§ What is required
From the entries below, copy every line where the string "Pythia" appears.
[Begin Data supplied]
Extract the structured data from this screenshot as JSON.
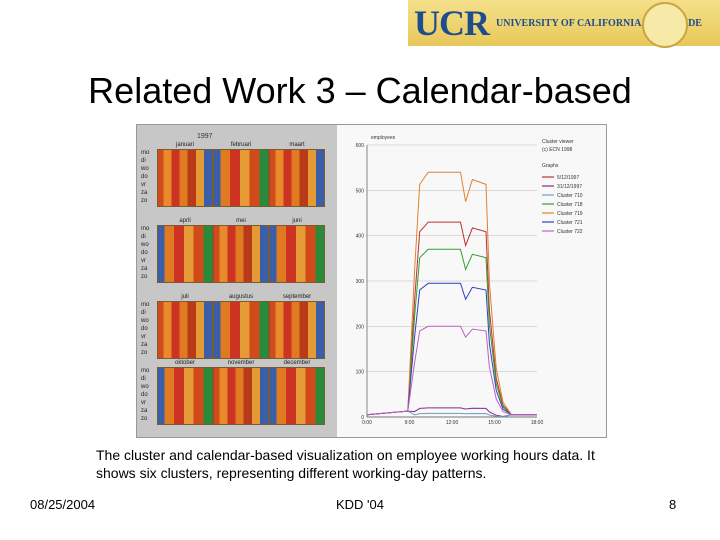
{
  "logo": {
    "short": "UCR",
    "long": "UNIVERSITY OF CALIFORNIA, RIVERSIDE"
  },
  "slide": {
    "title": "Related Work 3 – Calendar-based",
    "caption_line1": "The cluster and calendar-based visualization on employee working hours data.  It",
    "caption_line2": "shows six clusters, representing different working-day patterns.",
    "date": "08/25/2004",
    "venue": "KDD '04",
    "page": "8"
  },
  "calendar": {
    "year": "1997",
    "day_labels": [
      "mo",
      "di",
      "wo",
      "do",
      "vr",
      "za",
      "zo"
    ],
    "months": [
      "januari",
      "februari",
      "maart",
      "april",
      "mei",
      "juni",
      "juli",
      "augustus",
      "september",
      "oktober",
      "november",
      "december"
    ]
  },
  "chart_data": {
    "type": "line",
    "ylabel": "employees",
    "x_ticks": [
      "0:00",
      "9:00",
      "12:00",
      "15:00",
      "18:00"
    ],
    "ylim": [
      0,
      600
    ],
    "y_ticks": [
      0,
      100,
      200,
      300,
      400,
      500,
      600
    ],
    "legend_title": [
      "Cluster viewer",
      "(c) ECN 1998"
    ],
    "legend_heading": "Graphs",
    "legend_placement": "right",
    "series": [
      {
        "name": "5/12/1997",
        "color": "#c03030",
        "peak": 430
      },
      {
        "name": "31/12/1997",
        "color": "#8a2a8a",
        "peak": 20
      },
      {
        "name": "Cluster 710",
        "color": "#6aa0c0",
        "peak": 8
      },
      {
        "name": "Cluster 718",
        "color": "#30a030",
        "peak": 370
      },
      {
        "name": "Cluster 719",
        "color": "#e08030",
        "peak": 540
      },
      {
        "name": "Cluster 721",
        "color": "#3040c0",
        "peak": 295
      },
      {
        "name": "Cluster 722",
        "color": "#c060c0",
        "peak": 200
      }
    ]
  }
}
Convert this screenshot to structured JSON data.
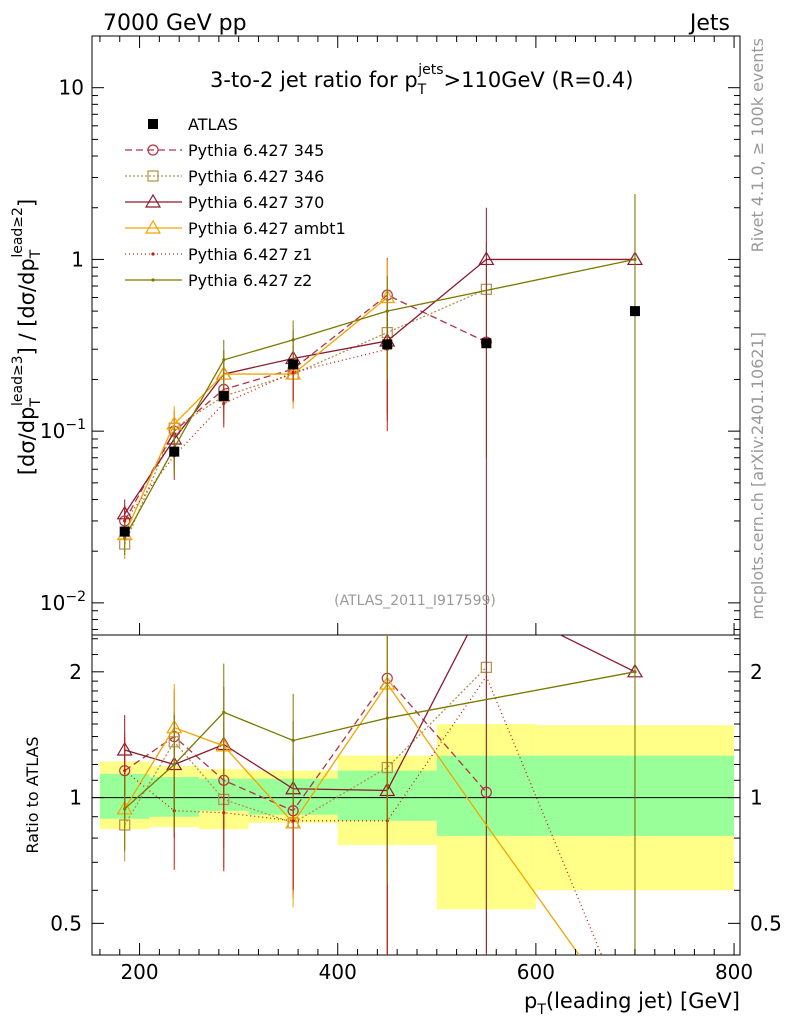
{
  "header": {
    "left": "7000 GeV pp",
    "right": "Jets"
  },
  "side": {
    "rivet": "Rivet 4.1.0, ≥ 100k events",
    "mcplots": "mcplots.cern.ch [arXiv:2401.10621]"
  },
  "chart_data": {
    "type": "line",
    "title": "3-to-2 jet ratio for pT^jets > 110GeV (R=0.4)",
    "title_parts": {
      "pre": "3-to-2 jet ratio for p",
      "sup": "jets",
      "sub": "T",
      "post": ">110GeV (R=0.4)"
    },
    "analysis_id": "(ATLAS_2011_I917599)",
    "xlabel": "pT(leading jet) [GeV]",
    "xlabel_parts": {
      "p": "p",
      "sub": "T",
      "rest": "(leading jet) [GeV]"
    },
    "ylabel": "[dσ/dpT^lead≥3] / [dσ/dpT^lead≥2]",
    "ylabel_parts": {
      "a": "[dσ/dp",
      "b": "] / [dσ/dp",
      "c": "]",
      "sub": "T",
      "sup3": "lead≥3",
      "sup2": "lead≥2"
    },
    "ratio_ylabel": "Ratio to ATLAS",
    "xlim": [
      152,
      806
    ],
    "ylim": [
      0.0065,
      20
    ],
    "yscale": "log",
    "ratio_ylim": [
      0.42,
      2.45
    ],
    "x_ticks": [
      200,
      400,
      600,
      800
    ],
    "y_ticks": [
      {
        "v": 10,
        "base": "10",
        "exp": ""
      },
      {
        "v": 1,
        "base": "1",
        "exp": ""
      },
      {
        "v": 0.1,
        "base": "10",
        "exp": "−1"
      },
      {
        "v": 0.01,
        "base": "10",
        "exp": "−2"
      }
    ],
    "ratio_ticks": [
      {
        "v": 0.5,
        "label": "0.5"
      },
      {
        "v": 1,
        "label": "1"
      },
      {
        "v": 2,
        "label": "2"
      }
    ],
    "bin_edges": [
      160,
      210,
      260,
      310,
      400,
      500,
      600,
      800
    ],
    "data": {
      "name": "ATLAS",
      "x": [
        185,
        235,
        285,
        355,
        450,
        550,
        700
      ],
      "y": [
        0.026,
        0.076,
        0.16,
        0.245,
        0.32,
        0.325,
        0.5
      ],
      "band_inner": [
        [
          0.89,
          1.14
        ],
        [
          0.9,
          1.12
        ],
        [
          0.93,
          1.11
        ],
        [
          0.91,
          1.11
        ],
        [
          0.88,
          1.16
        ],
        [
          0.81,
          1.26
        ],
        [
          0.81,
          1.26
        ]
      ],
      "band_outer": [
        [
          0.84,
          1.22
        ],
        [
          0.85,
          1.19
        ],
        [
          0.84,
          1.17
        ],
        [
          0.87,
          1.16
        ],
        [
          0.77,
          1.26
        ],
        [
          0.54,
          1.5
        ],
        [
          0.6,
          1.49
        ]
      ]
    },
    "series": [
      {
        "name": "Pythia 6.427 345",
        "color": "#b2334a",
        "dash": "7,4",
        "marker": "circle",
        "x": [
          185,
          235,
          285,
          355,
          450,
          550
        ],
        "y": [
          0.03,
          0.1,
          0.175,
          0.23,
          0.62,
          0.33
        ],
        "err": [
          0.006,
          0.03,
          0.055,
          0.08,
          0.4,
          0.0
        ],
        "ratio": [
          1.16,
          1.4,
          1.1,
          0.93,
          1.93,
          1.03
        ]
      },
      {
        "name": "Pythia 6.427 346",
        "color": "#b58f4b",
        "dash": "2,2",
        "marker": "square",
        "x": [
          185,
          235,
          285,
          355,
          450,
          550
        ],
        "y": [
          0.022,
          0.104,
          0.16,
          0.215,
          0.375,
          0.67
        ],
        "err": [
          0.004,
          0.03,
          0.05,
          0.07,
          0.25,
          0.6
        ],
        "ratio": [
          0.86,
          1.36,
          0.99,
          0.87,
          1.18,
          2.05
        ]
      },
      {
        "name": "Pythia 6.427 370",
        "color": "#8b1a2e",
        "dash": "",
        "marker": "triangle",
        "x": [
          185,
          235,
          285,
          355,
          450,
          550,
          700
        ],
        "y": [
          0.033,
          0.09,
          0.215,
          0.265,
          0.335,
          1.0,
          1.0
        ],
        "err": [
          0.007,
          0.03,
          0.08,
          0.12,
          0.22,
          1.0,
          1.4
        ],
        "ratio": [
          1.3,
          1.2,
          1.34,
          1.05,
          1.04,
          3.0,
          2.0
        ]
      },
      {
        "name": "Pythia 6.427 ambt1",
        "color": "#f5a300",
        "dash": "",
        "marker": "triangle",
        "x": [
          185,
          235,
          285,
          355,
          450
        ],
        "y": [
          0.025,
          0.11,
          0.215,
          0.215,
          0.6
        ],
        "err": [
          0.005,
          0.03,
          0.07,
          0.08,
          0.4
        ],
        "ratio": [
          0.94,
          1.47,
          1.33,
          0.87,
          1.87
        ],
        "ratio_x": [
          185,
          235,
          285,
          355,
          450,
          550,
          650
        ],
        "ratio_y": [
          0.94,
          1.47,
          1.33,
          0.87,
          1.87,
          0.86,
          0.4
        ]
      },
      {
        "name": "Pythia 6.427 z1",
        "color": "#c81c0c",
        "dash": "1,3",
        "marker": "dot",
        "x": [
          185,
          235,
          285,
          355,
          450
        ],
        "y": [
          0.03,
          0.072,
          0.145,
          0.22,
          0.3
        ],
        "err": [
          0.007,
          0.02,
          0.04,
          0.07,
          0.2
        ],
        "ratio_x": [
          185,
          235,
          285,
          355,
          450,
          550,
          670
        ],
        "ratio_y": [
          1.16,
          0.93,
          0.92,
          0.88,
          0.88,
          1.95,
          0.4
        ]
      },
      {
        "name": "Pythia 6.427 z2",
        "color": "#7a7a00",
        "dash": "",
        "marker": "dot",
        "x": [
          185,
          235,
          285,
          355,
          450,
          700
        ],
        "y": [
          0.024,
          0.08,
          0.26,
          0.34,
          0.5,
          1.0
        ],
        "err": [
          0.005,
          0.025,
          0.08,
          0.1,
          0.3,
          1.4
        ],
        "ratio": [
          0.94,
          1.2,
          1.6,
          1.37,
          1.55,
          2.0
        ]
      }
    ]
  }
}
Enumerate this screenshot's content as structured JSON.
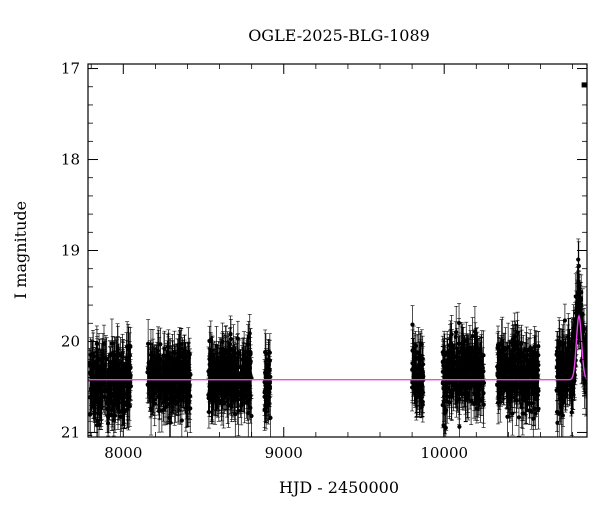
{
  "chart_data": {
    "type": "scatter",
    "title": "OGLE-2025-BLG-1089",
    "xlabel": "HJD - 2450000",
    "ylabel": "I magnitude",
    "xlim": [
      7780,
      10890
    ],
    "ylim": [
      21.05,
      16.95
    ],
    "y_inverted": true,
    "x_ticks": [
      8000,
      9000,
      10000
    ],
    "y_ticks": [
      17,
      18,
      19,
      20,
      21
    ],
    "grid": false,
    "colors": {
      "points": "#000000",
      "model": "#ee44ee"
    },
    "seasons": [
      {
        "x_start": 7790,
        "x_end": 8050,
        "center": 20.45,
        "spread": 0.22,
        "err": 0.22,
        "n": 320
      },
      {
        "x_start": 8150,
        "x_end": 8420,
        "center": 20.4,
        "spread": 0.22,
        "err": 0.22,
        "n": 330
      },
      {
        "x_start": 8530,
        "x_end": 8800,
        "center": 20.4,
        "spread": 0.22,
        "err": 0.22,
        "n": 330
      },
      {
        "x_start": 8880,
        "x_end": 8920,
        "center": 20.42,
        "spread": 0.22,
        "err": 0.22,
        "n": 60
      },
      {
        "x_start": 9800,
        "x_end": 9870,
        "center": 20.4,
        "spread": 0.22,
        "err": 0.22,
        "n": 90
      },
      {
        "x_start": 9990,
        "x_end": 10250,
        "center": 20.35,
        "spread": 0.22,
        "err": 0.22,
        "n": 320
      },
      {
        "x_start": 10330,
        "x_end": 10590,
        "center": 20.35,
        "spread": 0.22,
        "err": 0.22,
        "n": 320
      },
      {
        "x_start": 10700,
        "x_end": 10888,
        "center": 20.3,
        "spread": 0.25,
        "err": 0.22,
        "n": 260
      }
    ],
    "outliers": [
      {
        "x": 10872,
        "y": 17.18
      }
    ],
    "model": {
      "baseline": 20.42,
      "t0": 10840,
      "peak": 19.72,
      "width": 16
    }
  }
}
[End Data supplied]
§ Written answer
        "name": "Pythia 6.427 345",
        "name": "Pythia 6.427 346",
        "name": "Pythia 6.427 370",
        "name": "Pythia 6.427 ambt1",
        "name": "Pythia 6.427 z1",
        "name": "Pythia 6.427 z2",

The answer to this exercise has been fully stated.